▶ [Excerpted passage]:
:::

1st Lord of Mikawa-Nakajima
- In office 1639–1672
- Preceded by: none
- Succeeded by: none

1st (Itakura) Lord of Karasuyama
- In office 1672–1673
- Preceded by: Hori Chikamasa
- Succeeded by: Itakura Shigetane

5th Kyoto Shoshidai
- In office 1668–1670
- Preceded by: Makino Chikashige
- Succeeded by: Nagai Naotsune

Personal details
- Born: 1617
- Died: July 13, 1673 (aged 55–56)

= Itakura Shigenori =

Japanese daimyo (1617–1673)

Itakura Shigenori (板倉 重矩) was a Japanese daimyō of the early Edo period. Shigenori's daimyō family claimed descent from the Shibukawa branch of the Seiwa Genji. The Itakura identified its clan origins in Mikawa Province, and the progeny of Katsuhige (1542–1624), including the descendants of his second son Shigemasa (1588–1638), were known as the elder branch of the clan. Katsuhige was Shingeori's grandfather; and Shigenori was the eldest son of Shigemasa.

:::

Element box records
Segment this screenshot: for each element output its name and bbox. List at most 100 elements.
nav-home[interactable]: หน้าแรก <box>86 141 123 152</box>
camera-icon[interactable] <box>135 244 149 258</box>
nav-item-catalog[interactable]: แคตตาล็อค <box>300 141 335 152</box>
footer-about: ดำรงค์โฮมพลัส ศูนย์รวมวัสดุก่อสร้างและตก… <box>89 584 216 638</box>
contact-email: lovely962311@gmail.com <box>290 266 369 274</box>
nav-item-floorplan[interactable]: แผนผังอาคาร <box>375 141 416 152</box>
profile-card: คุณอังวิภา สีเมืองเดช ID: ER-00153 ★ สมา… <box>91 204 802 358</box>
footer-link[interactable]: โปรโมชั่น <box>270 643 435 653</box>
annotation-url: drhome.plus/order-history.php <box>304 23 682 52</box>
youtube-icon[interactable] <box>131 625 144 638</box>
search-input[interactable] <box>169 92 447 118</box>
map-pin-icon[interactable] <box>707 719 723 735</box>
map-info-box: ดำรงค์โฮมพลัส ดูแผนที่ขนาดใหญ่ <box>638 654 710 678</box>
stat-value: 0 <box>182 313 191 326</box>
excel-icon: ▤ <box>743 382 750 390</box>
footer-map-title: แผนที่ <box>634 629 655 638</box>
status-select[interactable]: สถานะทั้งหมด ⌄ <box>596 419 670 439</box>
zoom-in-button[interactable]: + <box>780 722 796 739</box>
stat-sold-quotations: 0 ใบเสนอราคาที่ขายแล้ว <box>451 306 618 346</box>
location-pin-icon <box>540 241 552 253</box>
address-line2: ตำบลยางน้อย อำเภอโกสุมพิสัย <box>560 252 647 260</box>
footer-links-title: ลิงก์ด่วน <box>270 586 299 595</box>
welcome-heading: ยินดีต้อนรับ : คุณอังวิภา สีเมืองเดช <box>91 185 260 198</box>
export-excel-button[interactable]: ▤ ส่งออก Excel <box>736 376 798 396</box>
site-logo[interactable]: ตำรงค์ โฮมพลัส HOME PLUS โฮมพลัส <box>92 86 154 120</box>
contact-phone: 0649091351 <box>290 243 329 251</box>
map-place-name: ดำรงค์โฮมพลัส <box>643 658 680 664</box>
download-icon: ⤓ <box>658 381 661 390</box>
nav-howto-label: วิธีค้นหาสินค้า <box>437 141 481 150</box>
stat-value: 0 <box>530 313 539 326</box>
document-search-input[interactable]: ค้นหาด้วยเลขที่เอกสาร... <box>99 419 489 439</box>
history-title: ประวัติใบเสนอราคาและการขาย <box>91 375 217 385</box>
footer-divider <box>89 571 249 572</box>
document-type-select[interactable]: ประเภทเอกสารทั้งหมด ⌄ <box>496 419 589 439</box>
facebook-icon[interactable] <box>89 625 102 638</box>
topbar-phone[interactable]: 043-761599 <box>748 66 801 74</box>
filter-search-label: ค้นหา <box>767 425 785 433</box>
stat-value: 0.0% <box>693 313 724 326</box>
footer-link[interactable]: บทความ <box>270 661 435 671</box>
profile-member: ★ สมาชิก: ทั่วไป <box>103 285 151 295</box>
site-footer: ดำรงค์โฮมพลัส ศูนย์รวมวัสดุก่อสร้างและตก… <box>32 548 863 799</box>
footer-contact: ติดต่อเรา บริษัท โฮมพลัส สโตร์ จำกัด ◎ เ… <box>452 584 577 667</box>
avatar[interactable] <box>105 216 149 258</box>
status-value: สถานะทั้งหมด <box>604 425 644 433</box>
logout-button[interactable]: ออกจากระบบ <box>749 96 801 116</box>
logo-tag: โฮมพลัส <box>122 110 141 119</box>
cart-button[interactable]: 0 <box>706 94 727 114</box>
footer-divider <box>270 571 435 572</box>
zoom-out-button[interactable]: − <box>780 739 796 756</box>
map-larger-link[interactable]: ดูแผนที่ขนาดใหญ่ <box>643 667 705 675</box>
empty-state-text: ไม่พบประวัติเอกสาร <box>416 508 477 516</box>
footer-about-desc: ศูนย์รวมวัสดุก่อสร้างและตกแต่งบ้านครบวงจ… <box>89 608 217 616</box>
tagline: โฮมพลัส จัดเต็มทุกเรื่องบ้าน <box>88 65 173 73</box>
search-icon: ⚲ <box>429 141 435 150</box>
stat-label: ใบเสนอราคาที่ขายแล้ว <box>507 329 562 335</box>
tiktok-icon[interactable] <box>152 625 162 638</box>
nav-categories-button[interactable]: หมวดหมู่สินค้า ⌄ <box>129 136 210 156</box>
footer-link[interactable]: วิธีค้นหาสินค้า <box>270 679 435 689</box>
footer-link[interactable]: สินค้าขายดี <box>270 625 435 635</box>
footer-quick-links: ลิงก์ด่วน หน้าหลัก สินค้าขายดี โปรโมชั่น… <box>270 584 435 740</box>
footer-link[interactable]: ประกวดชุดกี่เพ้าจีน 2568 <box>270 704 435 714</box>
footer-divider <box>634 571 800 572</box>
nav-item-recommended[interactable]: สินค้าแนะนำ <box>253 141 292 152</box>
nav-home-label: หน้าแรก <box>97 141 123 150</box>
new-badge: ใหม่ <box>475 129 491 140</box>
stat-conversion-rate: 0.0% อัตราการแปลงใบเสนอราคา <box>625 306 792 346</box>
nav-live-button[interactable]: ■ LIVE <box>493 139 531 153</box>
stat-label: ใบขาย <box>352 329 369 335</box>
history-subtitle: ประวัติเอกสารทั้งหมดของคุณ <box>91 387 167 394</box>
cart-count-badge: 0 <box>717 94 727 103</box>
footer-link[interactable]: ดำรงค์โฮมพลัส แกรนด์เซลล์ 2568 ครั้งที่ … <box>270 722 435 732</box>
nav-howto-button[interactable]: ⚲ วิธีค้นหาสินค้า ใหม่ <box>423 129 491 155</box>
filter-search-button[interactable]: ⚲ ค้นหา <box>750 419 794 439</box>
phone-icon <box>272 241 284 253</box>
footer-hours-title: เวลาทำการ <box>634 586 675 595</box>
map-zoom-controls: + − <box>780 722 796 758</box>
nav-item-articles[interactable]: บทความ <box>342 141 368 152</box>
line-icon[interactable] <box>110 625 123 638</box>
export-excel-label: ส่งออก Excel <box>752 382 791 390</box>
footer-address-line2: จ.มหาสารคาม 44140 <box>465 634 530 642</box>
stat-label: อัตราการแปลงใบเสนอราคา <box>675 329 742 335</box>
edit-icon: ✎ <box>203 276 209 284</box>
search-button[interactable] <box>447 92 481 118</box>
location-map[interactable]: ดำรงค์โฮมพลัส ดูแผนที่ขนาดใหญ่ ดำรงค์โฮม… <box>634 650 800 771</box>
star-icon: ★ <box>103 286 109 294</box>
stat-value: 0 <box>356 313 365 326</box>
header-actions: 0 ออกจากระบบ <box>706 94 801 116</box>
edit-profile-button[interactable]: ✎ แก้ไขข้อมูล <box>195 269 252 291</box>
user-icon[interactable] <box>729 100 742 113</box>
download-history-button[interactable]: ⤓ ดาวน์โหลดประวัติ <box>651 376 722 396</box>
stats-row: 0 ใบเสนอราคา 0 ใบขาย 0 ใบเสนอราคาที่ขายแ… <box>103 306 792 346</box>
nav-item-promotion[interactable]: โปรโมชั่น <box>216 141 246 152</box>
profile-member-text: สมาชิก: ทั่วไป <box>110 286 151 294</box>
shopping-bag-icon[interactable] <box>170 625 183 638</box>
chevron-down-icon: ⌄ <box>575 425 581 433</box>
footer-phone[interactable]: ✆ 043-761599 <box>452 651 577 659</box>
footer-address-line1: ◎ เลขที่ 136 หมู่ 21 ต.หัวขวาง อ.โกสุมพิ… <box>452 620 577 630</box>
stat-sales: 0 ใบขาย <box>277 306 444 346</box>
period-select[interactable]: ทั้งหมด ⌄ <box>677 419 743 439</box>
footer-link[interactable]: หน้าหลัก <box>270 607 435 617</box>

:::

▶ [Direction]:
Using the passage on Itakura Shigenori, answer:
(a) Who preceded him as Kyoto Shoshidai?
(b) Whose eldest son was he?
(c) During which years was he Lord of Karasuyama?

▶ [Result]:
(a) Makino Chikashige
(b) Shigemasa
(c) 1672–1673